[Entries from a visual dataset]
=======

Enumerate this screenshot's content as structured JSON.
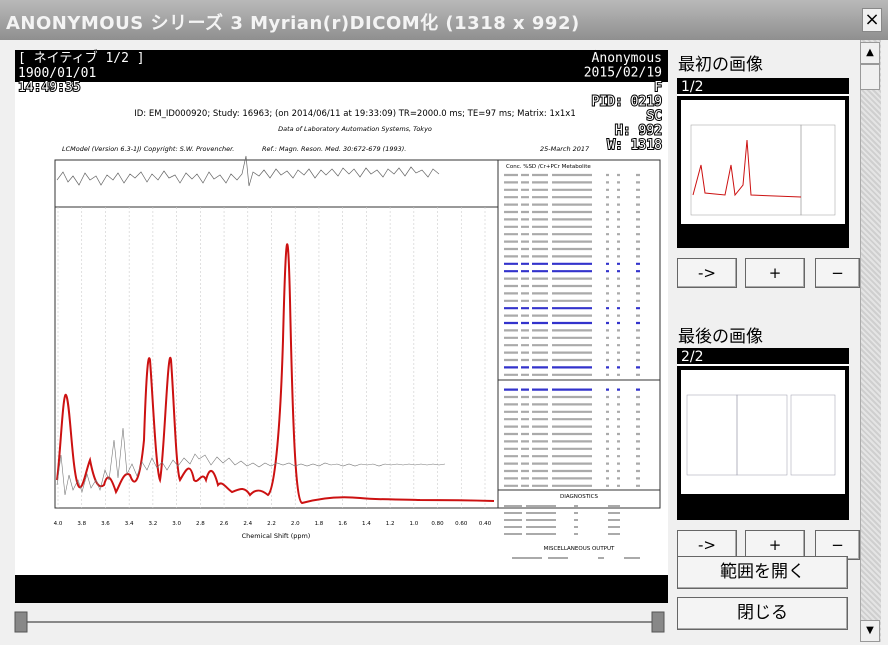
{
  "window": {
    "title": "ANONYMOUS シリーズ 3 Myrian(r)DICOM化 (1318 x 992)",
    "close": "×"
  },
  "viewer": {
    "overlay": {
      "top_left": [
        "[ ネイティブ 1/2 ]",
        "1900/01/01",
        "14:49:35"
      ],
      "top_right": [
        "Anonymous",
        "2015/02/19",
        "F",
        "PID: 0219",
        "SC",
        "H: 992",
        "W: 1318"
      ]
    },
    "report": {
      "header": "ID: EM_ID000920; Study: 16963; (on 2014/06/11 at 19:33:09) TR=2000.0 ms; TE=97 ms; Matrix: 1x1x1",
      "subheader": "Data of Laboratory Automation Systems, Tokyo",
      "software": "LCModel (Version 6.3-1J) Copyright: S.W. Provencher.",
      "reference": "Ref.: Magn. Reson. Med. 30:672-679 (1993).",
      "date": "25-March 2017",
      "table_header": "Conc.  %SD /Cr+PCr  Metabolite",
      "diagnostics": "DIAGNOSTICS",
      "misc": "MISCELLANEOUS OUTPUT",
      "x_axis_label": "Chemical Shift (ppm)",
      "x_ticks": [
        "4.0",
        "3.8",
        "3.6",
        "3.4",
        "3.2",
        "3.0",
        "2.8",
        "2.6",
        "2.4",
        "2.2",
        "2.0",
        "1.8",
        "1.6",
        "1.4",
        "1.2",
        "1.0",
        "0.80",
        "0.60",
        "0.40"
      ]
    }
  },
  "panel": {
    "first": {
      "label": "最初の画像",
      "index": "1/2"
    },
    "last": {
      "label": "最後の画像",
      "index": "2/2"
    },
    "buttons": [
      "->",
      "+",
      "−"
    ],
    "open_range": "範囲を開く",
    "close": "閉じる"
  }
}
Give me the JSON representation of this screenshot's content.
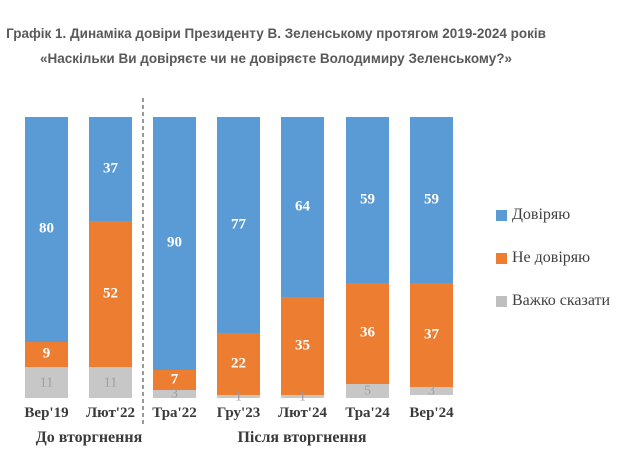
{
  "title": {
    "line1": "Графік 1. Динаміка довіри Президенту В. Зеленському протягом 2019-2024 років",
    "line2": "«Наскільки Ви довіряєте чи не довіряєте Володимиру Зеленському?»"
  },
  "chart_data": {
    "type": "bar",
    "subtype": "stacked-100-percent-column",
    "categories": [
      "Вер'19",
      "Лют'22",
      "Тра'22",
      "Гру'23",
      "Лют'24",
      "Тра'24",
      "Вер'24"
    ],
    "series": [
      {
        "name": "Довіряю",
        "color": "#5B9BD5",
        "label_style": "white-bold",
        "values": [
          80,
          37,
          90,
          77,
          64,
          59,
          59
        ]
      },
      {
        "name": "Не довіряю",
        "color": "#ED7D31",
        "label_style": "white-bold",
        "values": [
          9,
          52,
          7,
          22,
          35,
          36,
          37
        ]
      },
      {
        "name": "Важко сказати",
        "color": "#C7C7C7",
        "label_style": "gray",
        "values": [
          11,
          11,
          3,
          1,
          1,
          5,
          3
        ]
      }
    ],
    "groups": [
      {
        "label": "До вторгнення",
        "category_span": [
          "Вер'19",
          "Лют'22"
        ]
      },
      {
        "label": "Після вторгнення",
        "category_span": [
          "Тра'22",
          "Вер'24"
        ]
      }
    ],
    "separator_note": "vertical dashed line between Лют'22 and Тра'22",
    "legend_position": "right",
    "legend_swatch_colors": [
      "#5B9BD5",
      "#ED7D31",
      "#BFBFBF"
    ],
    "ylim": [
      0,
      100
    ],
    "grid": false
  }
}
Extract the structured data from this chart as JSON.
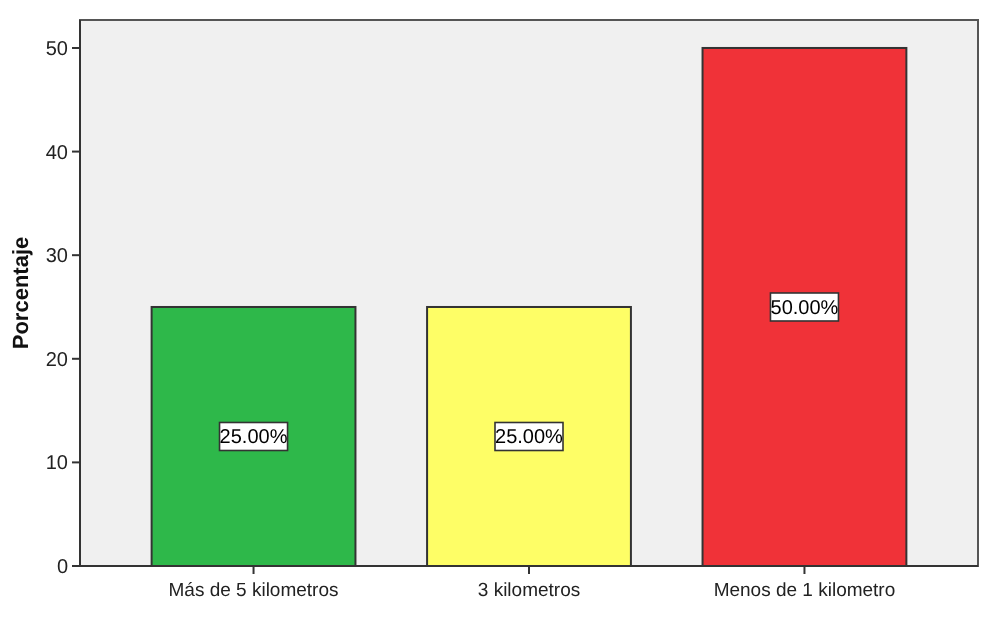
{
  "chart_data": {
    "type": "bar",
    "ylabel": "Porcentaje",
    "categories": [
      "Más de 5 kilometros",
      "3 kilometros",
      "Menos de 1 kilometro"
    ],
    "values": [
      25,
      25,
      50
    ],
    "colors": [
      "#2eb84a",
      "#fefe66",
      "#f03238"
    ],
    "value_labels": [
      "25.00%",
      "25.00%",
      "50.00%"
    ],
    "ylim": [
      0,
      52.7
    ],
    "yticks": [
      0,
      10,
      20,
      30,
      40,
      50
    ],
    "grid": false
  }
}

=======

YOUR INSTRUCTIONS: Transcribe the entries above verbatim, omitting their pictures.

FULL SOLUTION:
Enumerate this screenshot's content as structured JSON.
{
  "window": {
    "title": "ANONYMOUS シリーズ 3 Myrian(r)DICOM化 (1318 x 992)",
    "close": "×"
  },
  "viewer": {
    "overlay": {
      "top_left": [
        "[ ネイティブ 1/2 ]",
        "1900/01/01",
        "14:49:35"
      ],
      "top_right": [
        "Anonymous",
        "2015/02/19",
        "F",
        "PID: 0219",
        "SC",
        "H: 992",
        "W: 1318"
      ]
    },
    "report": {
      "header": "ID: EM_ID000920; Study: 16963; (on 2014/06/11 at 19:33:09) TR=2000.0 ms; TE=97 ms; Matrix: 1x1x1",
      "subheader": "Data of Laboratory Automation Systems, Tokyo",
      "software": "LCModel (Version 6.3-1J) Copyright: S.W. Provencher.",
      "reference": "Ref.: Magn. Reson. Med. 30:672-679 (1993).",
      "date": "25-March 2017",
      "table_header": "Conc.  %SD /Cr+PCr  Metabolite",
      "diagnostics": "DIAGNOSTICS",
      "misc": "MISCELLANEOUS OUTPUT",
      "x_axis_label": "Chemical Shift (ppm)",
      "x_ticks": [
        "4.0",
        "3.8",
        "3.6",
        "3.4",
        "3.2",
        "3.0",
        "2.8",
        "2.6",
        "2.4",
        "2.2",
        "2.0",
        "1.8",
        "1.6",
        "1.4",
        "1.2",
        "1.0",
        "0.80",
        "0.60",
        "0.40"
      ]
    }
  },
  "panel": {
    "first": {
      "label": "最初の画像",
      "index": "1/2"
    },
    "last": {
      "label": "最後の画像",
      "index": "2/2"
    },
    "buttons": [
      "->",
      "+",
      "−"
    ],
    "open_range": "範囲を開く",
    "close": "閉じる"
  }
}
Give me the JSON representation of this screenshot's content.
{
  "title": {
    "line1": "Графік 1. Динаміка довіри Президенту В. Зеленському протягом 2019-2024 років",
    "line2": "«Наскільки Ви довіряєте чи не довіряєте Володимиру Зеленському?»"
  },
  "chart_data": {
    "type": "bar",
    "subtype": "stacked-100-percent-column",
    "categories": [
      "Вер'19",
      "Лют'22",
      "Тра'22",
      "Гру'23",
      "Лют'24",
      "Тра'24",
      "Вер'24"
    ],
    "series": [
      {
        "name": "Довіряю",
        "color": "#5B9BD5",
        "label_style": "white-bold",
        "values": [
          80,
          37,
          90,
          77,
          64,
          59,
          59
        ]
      },
      {
        "name": "Не довіряю",
        "color": "#ED7D31",
        "label_style": "white-bold",
        "values": [
          9,
          52,
          7,
          22,
          35,
          36,
          37
        ]
      },
      {
        "name": "Важко сказати",
        "color": "#C7C7C7",
        "label_style": "gray",
        "values": [
          11,
          11,
          3,
          1,
          1,
          5,
          3
        ]
      }
    ],
    "groups": [
      {
        "label": "До вторгнення",
        "category_span": [
          "Вер'19",
          "Лют'22"
        ]
      },
      {
        "label": "Після вторгнення",
        "category_span": [
          "Тра'22",
          "Вер'24"
        ]
      }
    ],
    "separator_note": "vertical dashed line between Лют'22 and Тра'22",
    "legend_position": "right",
    "legend_swatch_colors": [
      "#5B9BD5",
      "#ED7D31",
      "#BFBFBF"
    ],
    "ylim": [
      0,
      100
    ],
    "grid": false
  }
}
Extract the structured data from this chart as JSON.
{
  "chart_data": {
    "type": "bar",
    "ylabel": "Porcentaje",
    "categories": [
      "Más de 5 kilometros",
      "3 kilometros",
      "Menos de 1 kilometro"
    ],
    "values": [
      25,
      25,
      50
    ],
    "colors": [
      "#2eb84a",
      "#fefe66",
      "#f03238"
    ],
    "value_labels": [
      "25.00%",
      "25.00%",
      "50.00%"
    ],
    "ylim": [
      0,
      52.7
    ],
    "yticks": [
      0,
      10,
      20,
      30,
      40,
      50
    ],
    "grid": false
  }
}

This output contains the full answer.